[Records from a data collection]
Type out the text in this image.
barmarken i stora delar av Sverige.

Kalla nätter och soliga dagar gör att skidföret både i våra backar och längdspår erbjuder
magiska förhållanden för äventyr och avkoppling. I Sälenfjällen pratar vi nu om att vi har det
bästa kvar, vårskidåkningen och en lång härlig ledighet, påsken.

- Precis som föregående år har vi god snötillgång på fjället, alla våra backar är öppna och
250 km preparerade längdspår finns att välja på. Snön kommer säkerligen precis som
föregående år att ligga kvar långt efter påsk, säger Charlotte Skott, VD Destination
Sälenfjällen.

▶ [WRITTEN REQUEST] Reproduce all of the data exactly as given.

▶ [RESULT OF THIS TASK]
Type out the text in this image.
barmarken i stora delar av Sverige.

Kalla nätter och soliga dagar gör att skidföret både i våra backar och längdspår erbjuder
magiska förhållanden för äventyr och avkoppling. I Sälenfjällen pratar vi nu om att vi har det
bästa kvar, vårskidåkningen och en lång härlig ledighet, påsken.

- Precis som föregående år har vi god snötillgång på fjället, alla våra backar är öppna och
250 km preparerade längdspår finns att välja på. Snön kommer säkerligen precis som
föregående år att ligga kvar långt efter påsk, säger Charlotte Skott, VD Destination
Sälenfjällen.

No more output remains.